● RECORD EXTRACTS
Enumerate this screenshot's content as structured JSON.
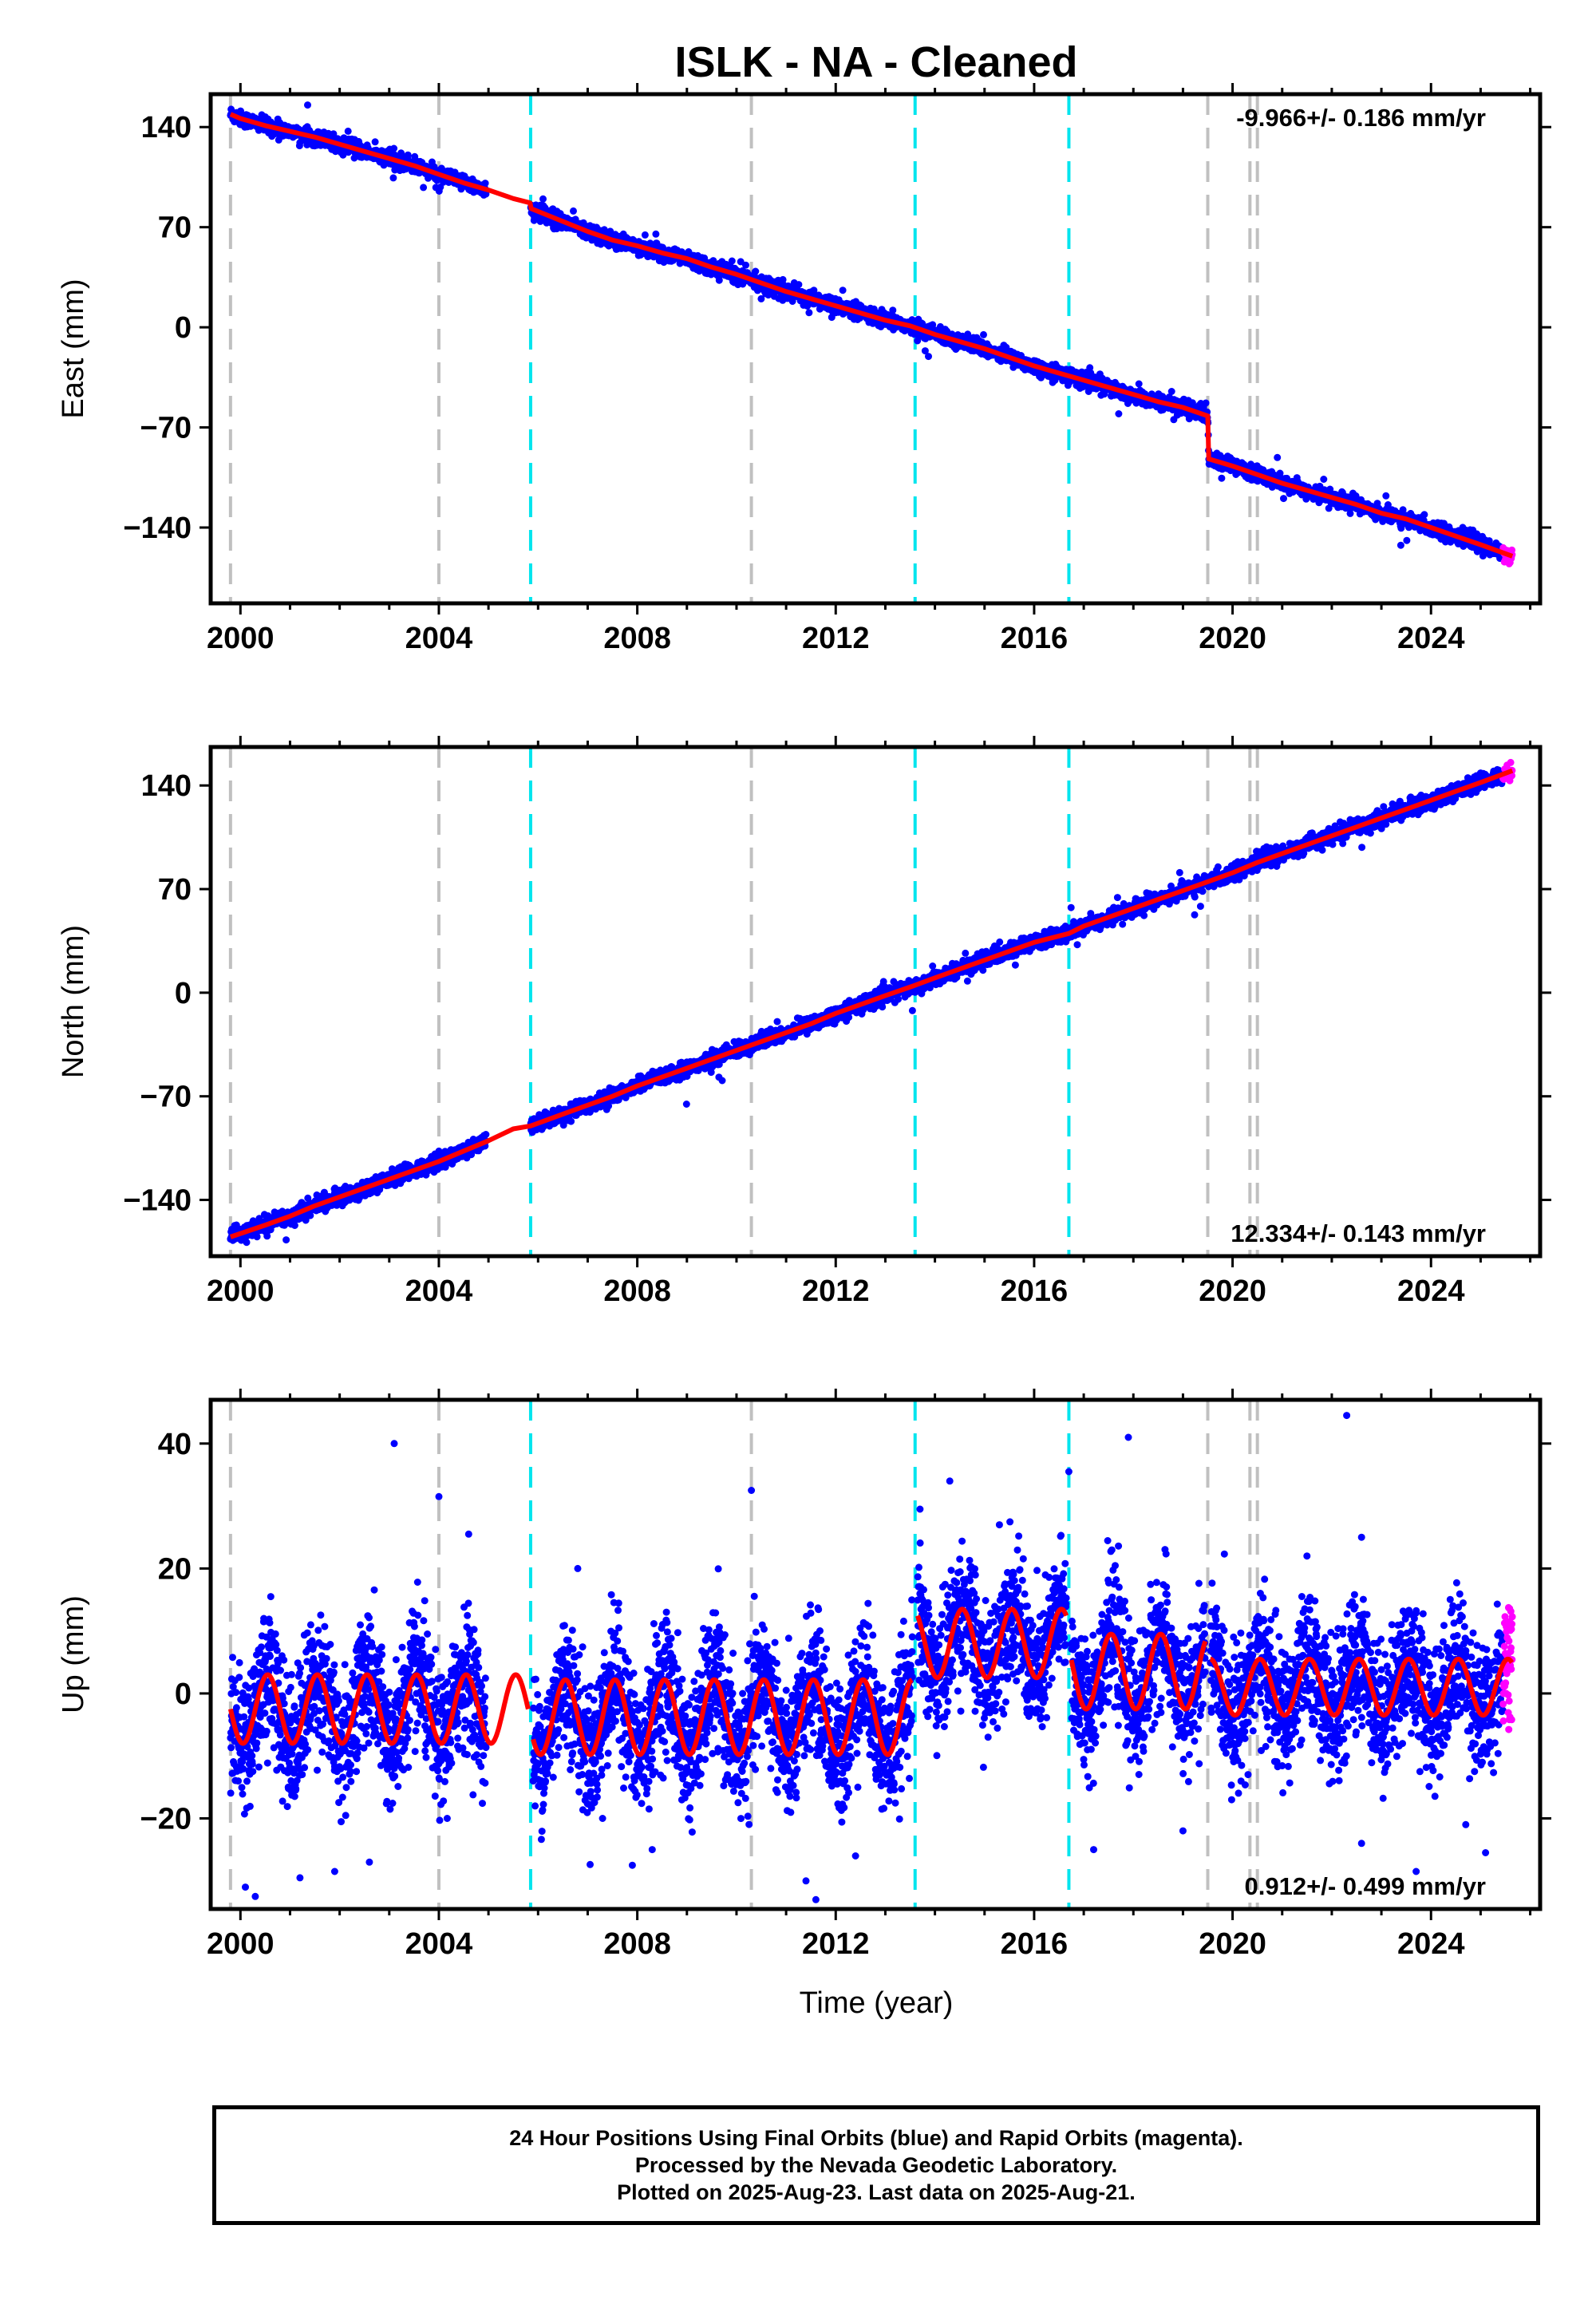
{
  "chart_data": {
    "type": "scatter",
    "title": "ISLK  - NA - Cleaned",
    "xlabel": "Time (year)",
    "xlim": [
      1999.4,
      2026.2
    ],
    "x_ticks": [
      2000,
      2004,
      2008,
      2012,
      2016,
      2020,
      2024
    ],
    "x_tick_labels": [
      "2000",
      "2004",
      "2008",
      "2012",
      "2016",
      "2020",
      "2024"
    ],
    "data_span": [
      1999.8,
      2025.64
    ],
    "rapid_orbit_span": [
      2025.45,
      2025.64
    ],
    "grid": false,
    "vertical_markers": {
      "gray_dashed": [
        1999.8,
        2004.0,
        2010.3,
        2019.5,
        2020.35,
        2020.5
      ],
      "cyan_dashed": [
        2005.85,
        2013.6,
        2016.7
      ]
    },
    "series_colors": {
      "final_orbits": "#0000ff",
      "rapid_orbits": "#ff00ff",
      "model": "#ff0000",
      "gray_marker": "#c0c0c0",
      "cyan_marker": "#00e5ee"
    },
    "panels": [
      {
        "id": "east",
        "ylabel": "East (mm)",
        "ylim": [
          -193,
          163
        ],
        "y_ticks": [
          140,
          70,
          0,
          -70,
          -140
        ],
        "y_tick_labels": [
          "140",
          "70",
          "0",
          "−70",
          "−140"
        ],
        "rate_label": "-9.966+/- 0.186 mm/yr",
        "rate_position": "top-right",
        "model_points": [
          [
            1999.8,
            149
          ],
          [
            2000.0,
            146
          ],
          [
            2000.5,
            141
          ],
          [
            2001.0,
            137
          ],
          [
            2001.5,
            133
          ],
          [
            2002.0,
            128
          ],
          [
            2002.5,
            123
          ],
          [
            2003.0,
            118
          ],
          [
            2003.5,
            113
          ],
          [
            2004.0,
            107
          ],
          [
            2004.5,
            101
          ],
          [
            2005.0,
            96
          ],
          [
            2005.5,
            90
          ],
          [
            2005.84,
            87
          ],
          [
            2005.86,
            83
          ],
          [
            2006.5,
            74
          ],
          [
            2007.0,
            67
          ],
          [
            2007.5,
            61
          ],
          [
            2008.0,
            57
          ],
          [
            2008.5,
            52
          ],
          [
            2009.0,
            48
          ],
          [
            2009.5,
            42
          ],
          [
            2010.0,
            37
          ],
          [
            2010.5,
            31
          ],
          [
            2011.0,
            25
          ],
          [
            2011.5,
            20
          ],
          [
            2012.0,
            15
          ],
          [
            2012.5,
            10
          ],
          [
            2013.0,
            5
          ],
          [
            2013.5,
            1
          ],
          [
            2014.0,
            -5
          ],
          [
            2014.5,
            -10
          ],
          [
            2015.0,
            -15
          ],
          [
            2015.5,
            -21
          ],
          [
            2016.0,
            -27
          ],
          [
            2016.5,
            -32
          ],
          [
            2017.0,
            -37
          ],
          [
            2017.5,
            -42
          ],
          [
            2018.0,
            -47
          ],
          [
            2018.5,
            -52
          ],
          [
            2019.0,
            -56
          ],
          [
            2019.5,
            -62
          ],
          [
            2019.52,
            -92
          ],
          [
            2020.0,
            -97
          ],
          [
            2020.5,
            -103
          ],
          [
            2021.0,
            -109
          ],
          [
            2021.5,
            -114
          ],
          [
            2022.0,
            -119
          ],
          [
            2022.5,
            -124
          ],
          [
            2023.0,
            -130
          ],
          [
            2023.5,
            -134
          ],
          [
            2024.0,
            -140
          ],
          [
            2024.5,
            -146
          ],
          [
            2025.0,
            -152
          ],
          [
            2025.64,
            -160
          ]
        ]
      },
      {
        "id": "north",
        "ylabel": "North (mm)",
        "ylim": [
          -178,
          166
        ],
        "y_ticks": [
          140,
          70,
          0,
          -70,
          -140
        ],
        "y_tick_labels": [
          "140",
          "70",
          "0",
          "−70",
          "−140"
        ],
        "rate_label": "12.334+/- 0.143 mm/yr",
        "rate_position": "bottom-right",
        "model_points": [
          [
            1999.8,
            -165
          ],
          [
            2000.5,
            -157
          ],
          [
            2001.0,
            -151
          ],
          [
            2001.5,
            -144
          ],
          [
            2002.0,
            -138
          ],
          [
            2002.5,
            -132
          ],
          [
            2003.0,
            -126
          ],
          [
            2003.5,
            -120
          ],
          [
            2004.0,
            -114
          ],
          [
            2004.5,
            -107
          ],
          [
            2005.0,
            -100
          ],
          [
            2005.5,
            -92
          ],
          [
            2005.85,
            -90
          ],
          [
            2006.5,
            -82
          ],
          [
            2007.0,
            -76
          ],
          [
            2007.5,
            -70
          ],
          [
            2008.0,
            -63
          ],
          [
            2008.5,
            -57
          ],
          [
            2009.0,
            -51
          ],
          [
            2009.5,
            -45
          ],
          [
            2010.0,
            -39
          ],
          [
            2010.5,
            -33
          ],
          [
            2011.0,
            -27
          ],
          [
            2011.5,
            -21
          ],
          [
            2012.0,
            -14
          ],
          [
            2012.5,
            -8
          ],
          [
            2013.0,
            -2
          ],
          [
            2013.6,
            5
          ],
          [
            2014.0,
            10
          ],
          [
            2014.5,
            16
          ],
          [
            2015.0,
            22
          ],
          [
            2015.5,
            28
          ],
          [
            2016.0,
            34
          ],
          [
            2016.7,
            40
          ],
          [
            2017.0,
            45
          ],
          [
            2017.5,
            51
          ],
          [
            2018.0,
            57
          ],
          [
            2018.5,
            63
          ],
          [
            2019.0,
            69
          ],
          [
            2019.5,
            75
          ],
          [
            2020.0,
            81
          ],
          [
            2020.5,
            88
          ],
          [
            2021.0,
            94
          ],
          [
            2021.5,
            100
          ],
          [
            2022.0,
            106
          ],
          [
            2022.5,
            112
          ],
          [
            2023.0,
            118
          ],
          [
            2023.5,
            124
          ],
          [
            2024.0,
            130
          ],
          [
            2024.5,
            136
          ],
          [
            2025.0,
            142
          ],
          [
            2025.64,
            150
          ]
        ]
      },
      {
        "id": "up",
        "ylabel": "Up (mm)",
        "ylim": [
          -34.5,
          47
        ],
        "y_ticks": [
          40,
          20,
          0,
          -20
        ],
        "y_tick_labels": [
          "40",
          "20",
          "0",
          "−20"
        ],
        "rate_label": "0.912+/- 0.499 mm/yr",
        "rate_position": "bottom-right",
        "model_segments": [
          {
            "x": [
              1999.8,
              2005.8
            ],
            "offset": -2.5,
            "amplitude": 5.5
          },
          {
            "x": [
              2005.9,
              2013.55
            ],
            "offset": -3.8,
            "amplitude": 6.0
          },
          {
            "x": [
              2013.65,
              2016.65
            ],
            "offset": 8.0,
            "amplitude": 5.5
          },
          {
            "x": [
              2016.75,
              2019.45
            ],
            "offset": 3.5,
            "amplitude": 6.0
          },
          {
            "x": [
              2019.55,
              2025.64
            ],
            "offset": 1.0,
            "amplitude": 4.5
          }
        ],
        "outliers": [
          [
            2003.1,
            40
          ],
          [
            2004.0,
            31.5
          ],
          [
            2004.6,
            25.5
          ],
          [
            2006.8,
            20
          ],
          [
            2007.3,
            -20
          ],
          [
            2007.9,
            -27.5
          ],
          [
            2008.3,
            -25
          ],
          [
            2010.3,
            32.5
          ],
          [
            2011.4,
            -30
          ],
          [
            2011.6,
            -33
          ],
          [
            2013.7,
            29.5
          ],
          [
            2014.3,
            34
          ],
          [
            2016.7,
            35.5
          ],
          [
            2017.2,
            -25
          ],
          [
            2017.9,
            41
          ],
          [
            2019.0,
            -22
          ],
          [
            2021.5,
            22
          ],
          [
            2022.3,
            44.5
          ],
          [
            2022.6,
            -24
          ],
          [
            2022.6,
            25
          ],
          [
            2023.7,
            -28.5
          ],
          [
            2024.7,
            -21
          ],
          [
            2025.1,
            -25.5
          ],
          [
            2000.3,
            -32.5
          ],
          [
            2001.2,
            -29.5
          ],
          [
            2001.9,
            -28.5
          ],
          [
            2002.6,
            -27
          ],
          [
            2000.1,
            -31
          ],
          [
            2012.4,
            -26
          ],
          [
            2015.3,
            27
          ]
        ]
      }
    ]
  },
  "caption": {
    "line1": "24 Hour Positions Using Final Orbits (blue) and Rapid Orbits (magenta).",
    "line2": "Processed by the Nevada Geodetic Laboratory.",
    "line3": "Plotted on 2025-Aug-23. Last data on 2025-Aug-21."
  }
}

● DESCRIPTION OF THE TASK
Using the records above, list each line that includes "offset".

● FULL SOLUTION
            "offset": -2.5,
            "offset": -3.8,
            "offset": 8.0,
            "offset": 3.5,
            "offset": 1.0,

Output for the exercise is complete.